Stored data:
....
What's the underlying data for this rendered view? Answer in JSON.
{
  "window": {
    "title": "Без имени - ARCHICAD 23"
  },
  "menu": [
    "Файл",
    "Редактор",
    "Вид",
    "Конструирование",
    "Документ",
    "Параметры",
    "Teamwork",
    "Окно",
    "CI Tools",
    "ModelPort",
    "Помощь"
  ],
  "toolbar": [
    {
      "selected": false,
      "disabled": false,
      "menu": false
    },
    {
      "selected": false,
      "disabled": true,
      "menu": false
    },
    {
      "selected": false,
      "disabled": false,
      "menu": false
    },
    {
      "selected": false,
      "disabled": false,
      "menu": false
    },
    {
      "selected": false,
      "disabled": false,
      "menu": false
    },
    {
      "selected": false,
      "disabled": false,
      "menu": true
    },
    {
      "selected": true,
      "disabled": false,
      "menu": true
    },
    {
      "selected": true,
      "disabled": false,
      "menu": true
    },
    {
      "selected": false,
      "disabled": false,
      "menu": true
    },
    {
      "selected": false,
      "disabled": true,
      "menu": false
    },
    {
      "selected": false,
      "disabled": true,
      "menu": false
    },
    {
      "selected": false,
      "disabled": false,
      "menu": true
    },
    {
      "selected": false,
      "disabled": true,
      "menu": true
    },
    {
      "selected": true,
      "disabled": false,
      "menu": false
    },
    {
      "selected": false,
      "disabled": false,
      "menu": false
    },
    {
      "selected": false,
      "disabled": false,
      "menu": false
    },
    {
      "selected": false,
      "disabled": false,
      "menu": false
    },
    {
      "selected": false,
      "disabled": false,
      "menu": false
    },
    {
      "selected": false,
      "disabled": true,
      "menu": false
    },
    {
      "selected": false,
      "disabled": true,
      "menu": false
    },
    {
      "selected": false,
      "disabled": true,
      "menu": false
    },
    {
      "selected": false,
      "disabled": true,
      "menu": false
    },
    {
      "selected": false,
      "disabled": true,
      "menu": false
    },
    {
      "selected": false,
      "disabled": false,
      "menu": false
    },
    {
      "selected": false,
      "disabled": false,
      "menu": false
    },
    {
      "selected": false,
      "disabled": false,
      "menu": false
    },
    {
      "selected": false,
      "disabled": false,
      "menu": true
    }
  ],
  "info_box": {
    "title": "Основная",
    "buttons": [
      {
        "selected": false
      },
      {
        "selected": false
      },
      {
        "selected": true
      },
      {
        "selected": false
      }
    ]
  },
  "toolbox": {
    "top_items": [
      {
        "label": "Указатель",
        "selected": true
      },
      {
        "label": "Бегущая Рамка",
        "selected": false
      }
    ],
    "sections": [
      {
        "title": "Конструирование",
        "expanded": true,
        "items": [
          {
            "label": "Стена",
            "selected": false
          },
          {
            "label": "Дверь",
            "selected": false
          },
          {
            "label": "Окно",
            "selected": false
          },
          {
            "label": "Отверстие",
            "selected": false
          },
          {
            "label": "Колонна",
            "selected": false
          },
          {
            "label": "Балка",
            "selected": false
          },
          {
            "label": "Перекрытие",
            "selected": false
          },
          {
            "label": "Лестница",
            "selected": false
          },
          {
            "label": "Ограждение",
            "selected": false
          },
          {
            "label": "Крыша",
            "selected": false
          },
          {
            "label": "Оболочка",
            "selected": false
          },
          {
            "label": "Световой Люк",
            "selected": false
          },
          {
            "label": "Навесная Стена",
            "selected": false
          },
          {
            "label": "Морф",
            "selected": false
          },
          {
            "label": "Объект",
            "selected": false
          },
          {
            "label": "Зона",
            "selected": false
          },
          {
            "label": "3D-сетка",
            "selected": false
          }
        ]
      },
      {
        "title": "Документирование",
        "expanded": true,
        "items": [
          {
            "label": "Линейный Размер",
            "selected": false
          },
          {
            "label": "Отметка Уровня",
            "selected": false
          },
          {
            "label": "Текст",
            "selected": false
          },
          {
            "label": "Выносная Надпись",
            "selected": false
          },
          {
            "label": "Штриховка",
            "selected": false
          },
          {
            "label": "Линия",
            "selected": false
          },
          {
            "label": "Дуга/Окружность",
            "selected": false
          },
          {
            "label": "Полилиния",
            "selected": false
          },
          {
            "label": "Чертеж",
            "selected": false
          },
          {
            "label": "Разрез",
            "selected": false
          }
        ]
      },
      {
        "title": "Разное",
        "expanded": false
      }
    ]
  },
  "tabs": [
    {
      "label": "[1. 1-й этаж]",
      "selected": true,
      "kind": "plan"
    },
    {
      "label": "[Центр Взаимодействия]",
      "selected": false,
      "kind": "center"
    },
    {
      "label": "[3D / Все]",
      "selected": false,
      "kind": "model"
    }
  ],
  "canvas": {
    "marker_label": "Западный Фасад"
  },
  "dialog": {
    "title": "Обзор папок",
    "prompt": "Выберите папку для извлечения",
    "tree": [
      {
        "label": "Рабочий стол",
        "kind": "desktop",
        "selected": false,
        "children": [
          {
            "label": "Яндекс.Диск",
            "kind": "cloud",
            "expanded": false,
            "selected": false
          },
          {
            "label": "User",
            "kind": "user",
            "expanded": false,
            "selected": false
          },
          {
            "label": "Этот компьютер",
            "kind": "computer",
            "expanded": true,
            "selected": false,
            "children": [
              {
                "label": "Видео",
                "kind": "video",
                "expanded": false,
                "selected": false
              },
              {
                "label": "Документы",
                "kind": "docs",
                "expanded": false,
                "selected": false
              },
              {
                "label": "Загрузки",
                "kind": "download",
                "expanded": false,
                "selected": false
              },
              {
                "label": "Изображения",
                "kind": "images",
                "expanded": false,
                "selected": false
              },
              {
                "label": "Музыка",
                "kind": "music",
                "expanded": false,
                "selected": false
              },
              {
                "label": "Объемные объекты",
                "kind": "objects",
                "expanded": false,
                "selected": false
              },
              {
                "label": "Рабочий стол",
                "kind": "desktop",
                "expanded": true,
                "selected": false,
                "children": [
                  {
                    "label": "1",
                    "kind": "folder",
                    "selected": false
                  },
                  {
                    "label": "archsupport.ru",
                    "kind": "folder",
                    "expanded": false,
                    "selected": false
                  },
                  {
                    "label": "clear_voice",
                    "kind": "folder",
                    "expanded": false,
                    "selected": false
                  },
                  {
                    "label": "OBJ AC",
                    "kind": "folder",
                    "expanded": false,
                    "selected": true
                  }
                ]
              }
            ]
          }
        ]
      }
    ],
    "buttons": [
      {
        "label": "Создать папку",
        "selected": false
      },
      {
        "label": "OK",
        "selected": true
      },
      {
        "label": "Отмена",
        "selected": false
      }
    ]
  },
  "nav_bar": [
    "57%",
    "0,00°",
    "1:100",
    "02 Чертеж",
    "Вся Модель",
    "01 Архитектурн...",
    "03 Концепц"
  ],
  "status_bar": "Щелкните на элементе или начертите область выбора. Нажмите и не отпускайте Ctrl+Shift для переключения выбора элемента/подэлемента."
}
....
- [REQUIREMENTS]: Generate an exact reproduction of all entries.

- [REPLY]:
What's the underlying data for this rendered view? Answer in JSON.
{
  "window": {
    "title": "Без имени - ARCHICAD 23"
  },
  "menu": [
    "Файл",
    "Редактор",
    "Вид",
    "Конструирование",
    "Документ",
    "Параметры",
    "Teamwork",
    "Окно",
    "CI Tools",
    "ModelPort",
    "Помощь"
  ],
  "toolbar": [
    {
      "selected": false,
      "disabled": false,
      "menu": false
    },
    {
      "selected": false,
      "disabled": true,
      "menu": false
    },
    {
      "selected": false,
      "disabled": false,
      "menu": false
    },
    {
      "selected": false,
      "disabled": false,
      "menu": false
    },
    {
      "selected": false,
      "disabled": false,
      "menu": false
    },
    {
      "selected": false,
      "disabled": false,
      "menu": true
    },
    {
      "selected": true,
      "disabled": false,
      "menu": true
    },
    {
      "selected": true,
      "disabled": false,
      "menu": true
    },
    {
      "selected": false,
      "disabled": false,
      "menu": true
    },
    {
      "selected": false,
      "disabled": true,
      "menu": false
    },
    {
      "selected": false,
      "disabled": true,
      "menu": false
    },
    {
      "selected": false,
      "disabled": false,
      "menu": true
    },
    {
      "selected": false,
      "disabled": true,
      "menu": true
    },
    {
      "selected": true,
      "disabled": false,
      "menu": false
    },
    {
      "selected": false,
      "disabled": false,
      "menu": false
    },
    {
      "selected": false,
      "disabled": false,
      "menu": false
    },
    {
      "selected": false,
      "disabled": false,
      "menu": false
    },
    {
      "selected": false,
      "disabled": false,
      "menu": false
    },
    {
      "selected": false,
      "disabled": true,
      "menu": false
    },
    {
      "selected": false,
      "disabled": true,
      "menu": false
    },
    {
      "selected": false,
      "disabled": true,
      "menu": false
    },
    {
      "selected": false,
      "disabled": true,
      "menu": false
    },
    {
      "selected": false,
      "disabled": true,
      "menu": false
    },
    {
      "selected": false,
      "disabled": false,
      "menu": false
    },
    {
      "selected": false,
      "disabled": false,
      "menu": false
    },
    {
      "selected": false,
      "disabled": false,
      "menu": false
    },
    {
      "selected": false,
      "disabled": false,
      "menu": true
    }
  ],
  "info_box": {
    "title": "Основная",
    "buttons": [
      {
        "selected": false
      },
      {
        "selected": false
      },
      {
        "selected": true
      },
      {
        "selected": false
      }
    ]
  },
  "toolbox": {
    "top_items": [
      {
        "label": "Указатель",
        "selected": true
      },
      {
        "label": "Бегущая Рамка",
        "selected": false
      }
    ],
    "sections": [
      {
        "title": "Конструирование",
        "expanded": true,
        "items": [
          {
            "label": "Стена",
            "selected": false
          },
          {
            "label": "Дверь",
            "selected": false
          },
          {
            "label": "Окно",
            "selected": false
          },
          {
            "label": "Отверстие",
            "selected": false
          },
          {
            "label": "Колонна",
            "selected": false
          },
          {
            "label": "Балка",
            "selected": false
          },
          {
            "label": "Перекрытие",
            "selected": false
          },
          {
            "label": "Лестница",
            "selected": false
          },
          {
            "label": "Ограждение",
            "selected": false
          },
          {
            "label": "Крыша",
            "selected": false
          },
          {
            "label": "Оболочка",
            "selected": false
          },
          {
            "label": "Световой Люк",
            "selected": false
          },
          {
            "label": "Навесная Стена",
            "selected": false
          },
          {
            "label": "Морф",
            "selected": false
          },
          {
            "label": "Объект",
            "selected": false
          },
          {
            "label": "Зона",
            "selected": false
          },
          {
            "label": "3D-сетка",
            "selected": false
          }
        ]
      },
      {
        "title": "Документирование",
        "expanded": true,
        "items": [
          {
            "label": "Линейный Размер",
            "selected": false
          },
          {
            "label": "Отметка Уровня",
            "selected": false
          },
          {
            "label": "Текст",
            "selected": false
          },
          {
            "label": "Выносная Надпись",
            "selected": false
          },
          {
            "label": "Штриховка",
            "selected": false
          },
          {
            "label": "Линия",
            "selected": false
          },
          {
            "label": "Дуга/Окружность",
            "selected": false
          },
          {
            "label": "Полилиния",
            "selected": false
          },
          {
            "label": "Чертеж",
            "selected": false
          },
          {
            "label": "Разрез",
            "selected": false
          }
        ]
      },
      {
        "title": "Разное",
        "expanded": false
      }
    ]
  },
  "tabs": [
    {
      "label": "[1. 1-й этаж]",
      "selected": true,
      "kind": "plan"
    },
    {
      "label": "[Центр Взаимодействия]",
      "selected": false,
      "kind": "center"
    },
    {
      "label": "[3D / Все]",
      "selected": false,
      "kind": "model"
    }
  ],
  "canvas": {
    "marker_label": "Западный Фасад"
  },
  "dialog": {
    "title": "Обзор папок",
    "prompt": "Выберите папку для извлечения",
    "tree": [
      {
        "label": "Рабочий стол",
        "kind": "desktop",
        "selected": false,
        "children": [
          {
            "label": "Яндекс.Диск",
            "kind": "cloud",
            "expanded": false,
            "selected": false
          },
          {
            "label": "User",
            "kind": "user",
            "expanded": false,
            "selected": false
          },
          {
            "label": "Этот компьютер",
            "kind": "computer",
            "expanded": true,
            "selected": false,
            "children": [
              {
                "label": "Видео",
                "kind": "video",
                "expanded": false,
                "selected": false
              },
              {
                "label": "Документы",
                "kind": "docs",
                "expanded": false,
                "selected": false
              },
              {
                "label": "Загрузки",
                "kind": "download",
                "expanded": false,
                "selected": false
              },
              {
                "label": "Изображения",
                "kind": "images",
                "expanded": false,
                "selected": false
              },
              {
                "label": "Музыка",
                "kind": "music",
                "expanded": false,
                "selected": false
              },
              {
                "label": "Объемные объекты",
                "kind": "objects",
                "expanded": false,
                "selected": false
              },
              {
                "label": "Рабочий стол",
                "kind": "desktop",
                "expanded": true,
                "selected": false,
                "children": [
                  {
                    "label": "1",
                    "kind": "folder",
                    "selected": false
                  },
                  {
                    "label": "archsupport.ru",
                    "kind": "folder",
                    "expanded": false,
                    "selected": false
                  },
                  {
                    "label": "clear_voice",
                    "kind": "folder",
                    "expanded": false,
                    "selected": false
                  },
                  {
                    "label": "OBJ AC",
                    "kind": "folder",
                    "expanded": false,
                    "selected": true
                  }
                ]
              }
            ]
          }
        ]
      }
    ],
    "buttons": [
      {
        "label": "Создать папку",
        "selected": false
      },
      {
        "label": "OK",
        "selected": true
      },
      {
        "label": "Отмена",
        "selected": false
      }
    ]
  },
  "nav_bar": [
    "57%",
    "0,00°",
    "1:100",
    "02 Чертеж",
    "Вся Модель",
    "01 Архитектурн...",
    "03 Концепц"
  ],
  "status_bar": "Щелкните на элементе или начертите область выбора. Нажмите и не отпускайте Ctrl+Shift для переключения выбора элемента/подэлемента."
}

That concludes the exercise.